(Task statement)
Lines containing the word "ylabel" are to be copied from the data below.

(Exercise materials)
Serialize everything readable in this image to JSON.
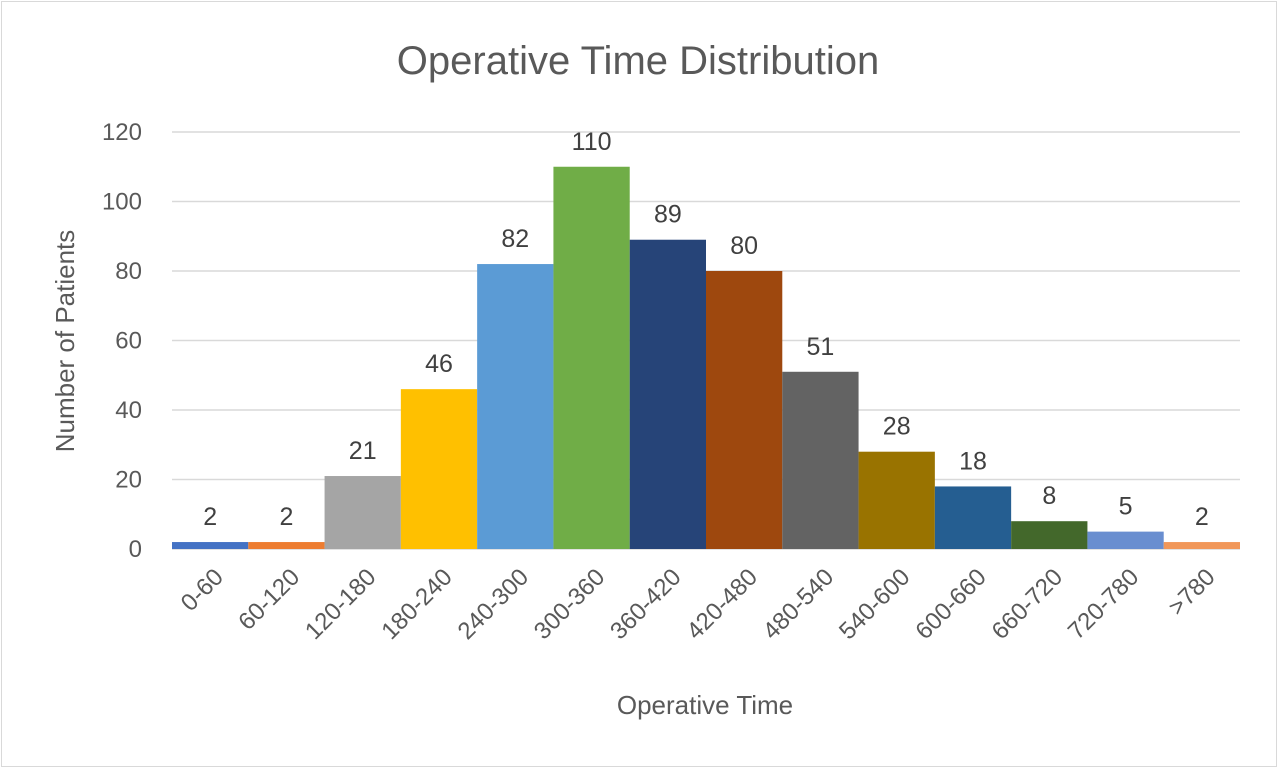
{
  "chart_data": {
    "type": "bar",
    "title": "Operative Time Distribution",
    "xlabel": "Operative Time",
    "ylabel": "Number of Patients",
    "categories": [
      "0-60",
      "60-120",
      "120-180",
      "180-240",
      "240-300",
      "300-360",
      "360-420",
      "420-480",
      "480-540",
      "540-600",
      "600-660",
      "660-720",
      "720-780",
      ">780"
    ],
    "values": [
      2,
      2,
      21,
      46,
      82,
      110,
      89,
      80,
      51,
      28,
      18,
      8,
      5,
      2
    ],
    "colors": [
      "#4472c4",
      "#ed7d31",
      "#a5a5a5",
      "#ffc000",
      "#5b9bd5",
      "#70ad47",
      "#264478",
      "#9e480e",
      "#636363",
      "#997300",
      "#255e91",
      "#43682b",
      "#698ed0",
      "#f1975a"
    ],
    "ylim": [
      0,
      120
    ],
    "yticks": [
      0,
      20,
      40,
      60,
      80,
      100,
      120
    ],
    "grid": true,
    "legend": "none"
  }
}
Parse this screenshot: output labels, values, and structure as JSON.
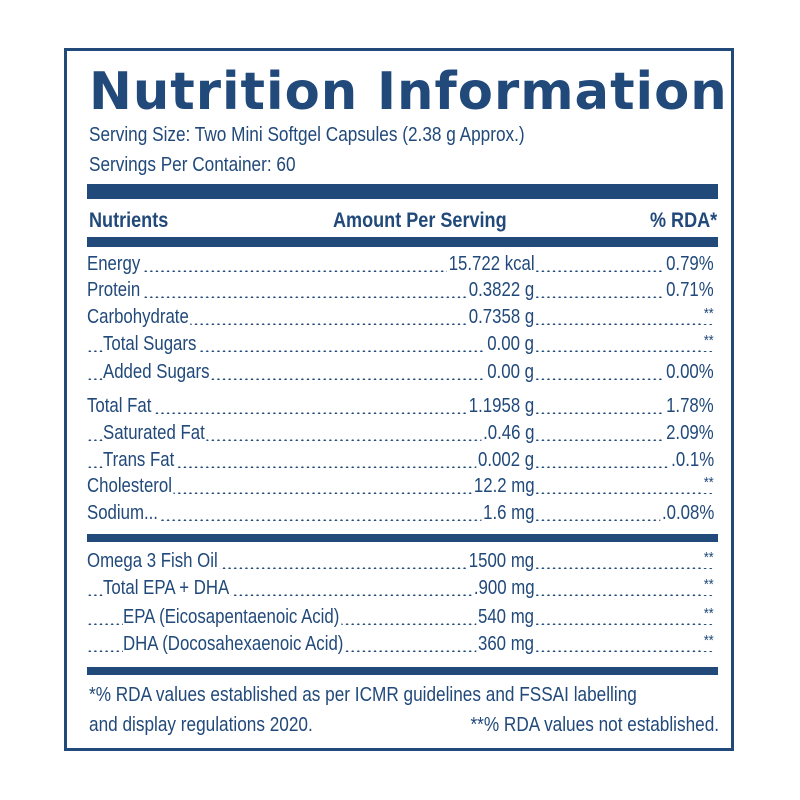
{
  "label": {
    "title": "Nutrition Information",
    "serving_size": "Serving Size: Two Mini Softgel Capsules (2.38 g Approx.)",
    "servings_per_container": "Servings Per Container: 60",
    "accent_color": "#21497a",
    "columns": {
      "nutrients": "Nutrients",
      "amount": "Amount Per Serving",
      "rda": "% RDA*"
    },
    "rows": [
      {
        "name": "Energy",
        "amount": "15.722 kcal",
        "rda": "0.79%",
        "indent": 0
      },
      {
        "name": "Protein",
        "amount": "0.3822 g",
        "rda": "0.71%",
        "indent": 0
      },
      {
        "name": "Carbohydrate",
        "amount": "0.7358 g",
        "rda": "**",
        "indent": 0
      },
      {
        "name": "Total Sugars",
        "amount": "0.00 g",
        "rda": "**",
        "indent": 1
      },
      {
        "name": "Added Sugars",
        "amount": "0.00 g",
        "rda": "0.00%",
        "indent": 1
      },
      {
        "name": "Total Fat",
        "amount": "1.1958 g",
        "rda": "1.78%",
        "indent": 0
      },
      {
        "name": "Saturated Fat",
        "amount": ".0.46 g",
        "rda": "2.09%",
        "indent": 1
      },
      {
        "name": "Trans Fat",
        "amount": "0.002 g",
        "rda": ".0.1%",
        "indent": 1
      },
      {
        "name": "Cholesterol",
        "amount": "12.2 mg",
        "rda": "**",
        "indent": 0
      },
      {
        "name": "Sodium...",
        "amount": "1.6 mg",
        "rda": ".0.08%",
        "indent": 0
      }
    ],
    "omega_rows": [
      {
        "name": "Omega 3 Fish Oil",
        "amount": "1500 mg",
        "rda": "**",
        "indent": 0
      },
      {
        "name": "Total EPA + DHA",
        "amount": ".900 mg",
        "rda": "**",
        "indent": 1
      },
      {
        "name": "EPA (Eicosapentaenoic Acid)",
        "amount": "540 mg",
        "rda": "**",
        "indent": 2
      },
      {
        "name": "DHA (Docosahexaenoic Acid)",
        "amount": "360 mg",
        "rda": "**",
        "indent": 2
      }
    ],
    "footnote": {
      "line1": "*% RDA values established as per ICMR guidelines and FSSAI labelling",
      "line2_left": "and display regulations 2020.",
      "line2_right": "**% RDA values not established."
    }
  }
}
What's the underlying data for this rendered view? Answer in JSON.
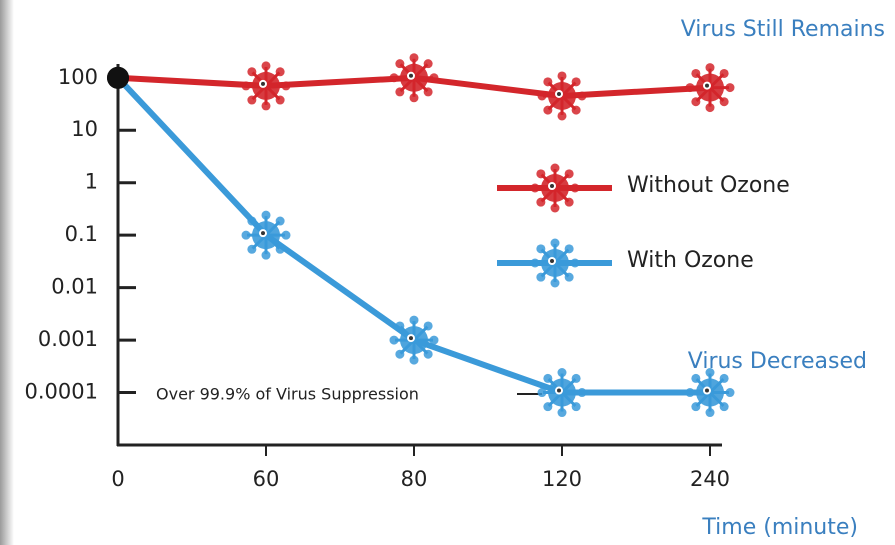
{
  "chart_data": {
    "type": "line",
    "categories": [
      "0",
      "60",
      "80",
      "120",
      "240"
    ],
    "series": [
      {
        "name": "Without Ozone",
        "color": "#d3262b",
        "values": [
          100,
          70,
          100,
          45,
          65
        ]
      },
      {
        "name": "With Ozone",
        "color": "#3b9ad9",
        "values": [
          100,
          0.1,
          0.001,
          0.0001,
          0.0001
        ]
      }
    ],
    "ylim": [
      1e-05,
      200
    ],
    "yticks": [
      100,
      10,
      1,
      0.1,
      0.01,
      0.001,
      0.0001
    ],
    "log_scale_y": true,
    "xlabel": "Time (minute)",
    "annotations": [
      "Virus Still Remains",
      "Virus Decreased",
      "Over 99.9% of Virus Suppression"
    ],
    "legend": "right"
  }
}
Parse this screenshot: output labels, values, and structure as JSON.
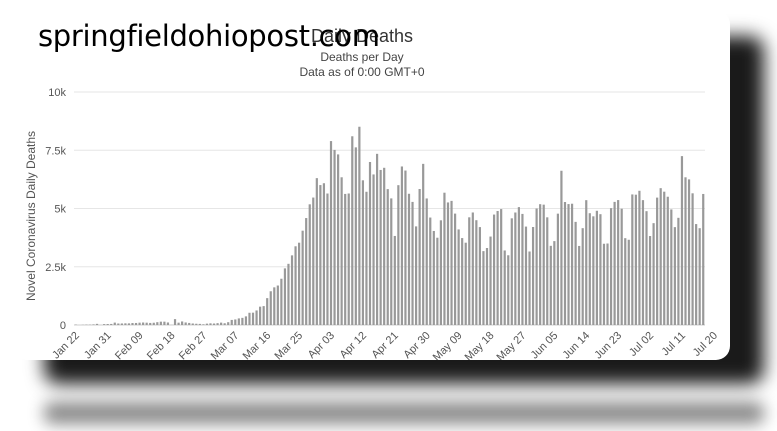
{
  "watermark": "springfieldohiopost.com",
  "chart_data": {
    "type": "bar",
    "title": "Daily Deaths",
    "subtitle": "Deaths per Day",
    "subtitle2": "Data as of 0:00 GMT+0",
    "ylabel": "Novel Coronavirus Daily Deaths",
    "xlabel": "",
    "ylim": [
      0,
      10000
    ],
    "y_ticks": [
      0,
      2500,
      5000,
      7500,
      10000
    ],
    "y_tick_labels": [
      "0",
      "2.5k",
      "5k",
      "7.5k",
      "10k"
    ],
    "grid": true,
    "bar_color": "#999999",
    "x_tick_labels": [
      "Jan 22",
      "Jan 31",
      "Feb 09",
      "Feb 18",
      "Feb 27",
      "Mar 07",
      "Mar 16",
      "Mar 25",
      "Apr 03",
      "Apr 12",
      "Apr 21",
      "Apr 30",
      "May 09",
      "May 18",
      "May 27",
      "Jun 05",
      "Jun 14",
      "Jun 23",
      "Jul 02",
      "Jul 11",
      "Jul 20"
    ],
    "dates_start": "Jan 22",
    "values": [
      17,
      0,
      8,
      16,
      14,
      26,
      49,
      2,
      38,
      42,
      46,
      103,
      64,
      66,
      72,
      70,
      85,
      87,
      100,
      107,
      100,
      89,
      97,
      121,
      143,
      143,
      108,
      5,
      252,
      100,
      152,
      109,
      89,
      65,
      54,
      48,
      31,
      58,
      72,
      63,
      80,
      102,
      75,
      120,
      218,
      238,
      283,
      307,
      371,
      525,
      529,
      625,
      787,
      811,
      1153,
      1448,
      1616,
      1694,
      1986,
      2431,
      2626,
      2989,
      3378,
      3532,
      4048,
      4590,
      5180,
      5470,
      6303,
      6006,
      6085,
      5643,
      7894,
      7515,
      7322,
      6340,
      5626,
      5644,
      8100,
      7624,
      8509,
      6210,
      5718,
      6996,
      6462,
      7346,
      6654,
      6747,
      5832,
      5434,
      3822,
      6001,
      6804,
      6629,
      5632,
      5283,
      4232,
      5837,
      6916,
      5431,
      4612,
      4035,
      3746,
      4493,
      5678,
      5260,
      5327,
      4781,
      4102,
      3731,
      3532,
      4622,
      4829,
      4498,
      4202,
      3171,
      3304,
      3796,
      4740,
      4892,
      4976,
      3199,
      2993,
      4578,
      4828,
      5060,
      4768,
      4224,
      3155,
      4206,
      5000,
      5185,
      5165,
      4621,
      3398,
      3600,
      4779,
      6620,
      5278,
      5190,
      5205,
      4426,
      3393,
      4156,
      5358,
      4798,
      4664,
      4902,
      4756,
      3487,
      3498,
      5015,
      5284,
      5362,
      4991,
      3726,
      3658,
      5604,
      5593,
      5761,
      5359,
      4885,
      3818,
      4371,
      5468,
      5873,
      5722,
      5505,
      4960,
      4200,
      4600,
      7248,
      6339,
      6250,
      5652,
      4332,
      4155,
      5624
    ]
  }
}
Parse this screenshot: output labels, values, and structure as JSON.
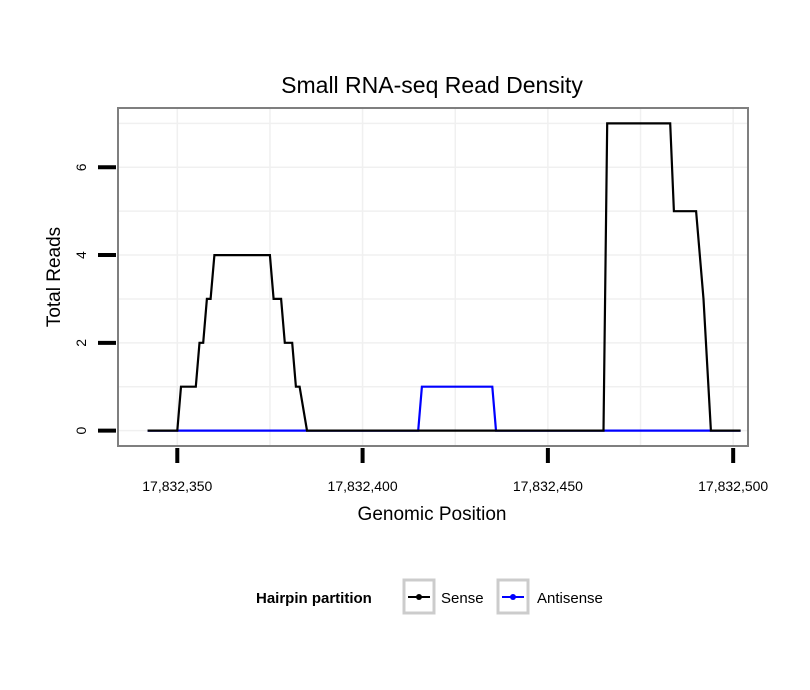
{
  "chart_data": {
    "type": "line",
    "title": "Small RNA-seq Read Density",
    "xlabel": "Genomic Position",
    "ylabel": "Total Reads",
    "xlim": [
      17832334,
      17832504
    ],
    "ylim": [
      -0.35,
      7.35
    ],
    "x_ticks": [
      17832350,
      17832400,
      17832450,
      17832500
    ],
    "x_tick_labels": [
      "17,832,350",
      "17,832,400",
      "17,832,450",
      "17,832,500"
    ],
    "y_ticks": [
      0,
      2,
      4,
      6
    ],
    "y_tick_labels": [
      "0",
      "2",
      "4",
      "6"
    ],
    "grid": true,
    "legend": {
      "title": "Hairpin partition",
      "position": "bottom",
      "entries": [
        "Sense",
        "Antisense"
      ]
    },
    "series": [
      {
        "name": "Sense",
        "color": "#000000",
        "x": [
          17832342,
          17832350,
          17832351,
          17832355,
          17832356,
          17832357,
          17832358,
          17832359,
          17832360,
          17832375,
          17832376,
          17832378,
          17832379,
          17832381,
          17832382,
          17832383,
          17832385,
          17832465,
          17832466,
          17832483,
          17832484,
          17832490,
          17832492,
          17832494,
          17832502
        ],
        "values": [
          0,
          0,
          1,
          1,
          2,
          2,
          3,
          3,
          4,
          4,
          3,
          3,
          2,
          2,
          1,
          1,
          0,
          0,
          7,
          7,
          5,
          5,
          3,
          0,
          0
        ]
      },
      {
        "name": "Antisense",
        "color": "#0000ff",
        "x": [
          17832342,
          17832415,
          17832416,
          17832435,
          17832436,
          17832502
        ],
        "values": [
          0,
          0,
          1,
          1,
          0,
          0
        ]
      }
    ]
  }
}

(Answer to this exercise)
    "ylabel": "Number of Patients",
    "ylabel": "Novel Coronavirus Daily Deaths",
    "ylabel": "Total Reads",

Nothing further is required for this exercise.